Problem requirements: Each record must be retyped in full. No character may differ.

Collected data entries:
______________________________
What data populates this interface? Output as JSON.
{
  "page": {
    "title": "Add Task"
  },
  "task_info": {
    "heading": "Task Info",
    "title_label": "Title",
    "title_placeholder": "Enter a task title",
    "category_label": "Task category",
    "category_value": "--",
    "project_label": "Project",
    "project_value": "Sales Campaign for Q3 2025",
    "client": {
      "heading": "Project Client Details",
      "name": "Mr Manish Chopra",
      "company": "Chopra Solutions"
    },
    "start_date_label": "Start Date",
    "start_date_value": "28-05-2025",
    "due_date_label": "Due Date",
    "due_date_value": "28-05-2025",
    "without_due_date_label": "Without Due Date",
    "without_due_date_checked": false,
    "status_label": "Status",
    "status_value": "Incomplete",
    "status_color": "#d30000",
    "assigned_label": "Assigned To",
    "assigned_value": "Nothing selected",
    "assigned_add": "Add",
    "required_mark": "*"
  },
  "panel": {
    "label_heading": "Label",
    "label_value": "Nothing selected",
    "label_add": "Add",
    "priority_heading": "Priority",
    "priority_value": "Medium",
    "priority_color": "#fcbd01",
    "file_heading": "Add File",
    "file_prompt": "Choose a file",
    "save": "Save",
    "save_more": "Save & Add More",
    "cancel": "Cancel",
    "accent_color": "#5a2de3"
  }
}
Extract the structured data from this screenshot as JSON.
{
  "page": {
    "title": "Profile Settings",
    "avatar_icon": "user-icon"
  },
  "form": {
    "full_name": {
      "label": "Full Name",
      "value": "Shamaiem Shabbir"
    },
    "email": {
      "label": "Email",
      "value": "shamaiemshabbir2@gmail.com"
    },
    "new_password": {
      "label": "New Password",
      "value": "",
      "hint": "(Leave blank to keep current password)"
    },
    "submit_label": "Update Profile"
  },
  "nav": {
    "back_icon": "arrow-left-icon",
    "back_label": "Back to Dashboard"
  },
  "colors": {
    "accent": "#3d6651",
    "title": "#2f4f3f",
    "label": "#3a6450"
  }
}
______________________________
Result of the task:
What data populates this interface? Output as JSON.
{
  "page": {
    "title": "Add Task"
  },
  "task_info": {
    "heading": "Task Info",
    "title_label": "Title",
    "title_placeholder": "Enter a task title",
    "category_label": "Task category",
    "category_value": "--",
    "project_label": "Project",
    "project_value": "Sales Campaign for Q3 2025",
    "client": {
      "heading": "Project Client Details",
      "name": "Mr Manish Chopra",
      "company": "Chopra Solutions"
    },
    "start_date_label": "Start Date",
    "start_date_value": "28-05-2025",
    "due_date_label": "Due Date",
    "due_date_value": "28-05-2025",
    "without_due_date_label": "Without Due Date",
    "without_due_date_checked": false,
    "status_label": "Status",
    "status_value": "Incomplete",
    "status_color": "#d30000",
    "assigned_label": "Assigned To",
    "assigned_value": "Nothing selected",
    "assigned_add": "Add",
    "required_mark": "*"
  },
  "panel": {
    "label_heading": "Label",
    "label_value": "Nothing selected",
    "label_add": "Add",
    "priority_heading": "Priority",
    "priority_value": "Medium",
    "priority_color": "#fcbd01",
    "file_heading": "Add File",
    "file_prompt": "Choose a file",
    "save": "Save",
    "save_more": "Save & Add More",
    "cancel": "Cancel",
    "accent_color": "#5a2de3"
  }
}
Extract the structured data from this screenshot as JSON.
{
  "page": {
    "title": "Profile Settings",
    "avatar_icon": "user-icon"
  },
  "form": {
    "full_name": {
      "label": "Full Name",
      "value": "Shamaiem Shabbir"
    },
    "email": {
      "label": "Email",
      "value": "shamaiemshabbir2@gmail.com"
    },
    "new_password": {
      "label": "New Password",
      "value": "",
      "hint": "(Leave blank to keep current password)"
    },
    "submit_label": "Update Profile"
  },
  "nav": {
    "back_icon": "arrow-left-icon",
    "back_label": "Back to Dashboard"
  },
  "colors": {
    "accent": "#3d6651",
    "title": "#2f4f3f",
    "label": "#3a6450"
  }
}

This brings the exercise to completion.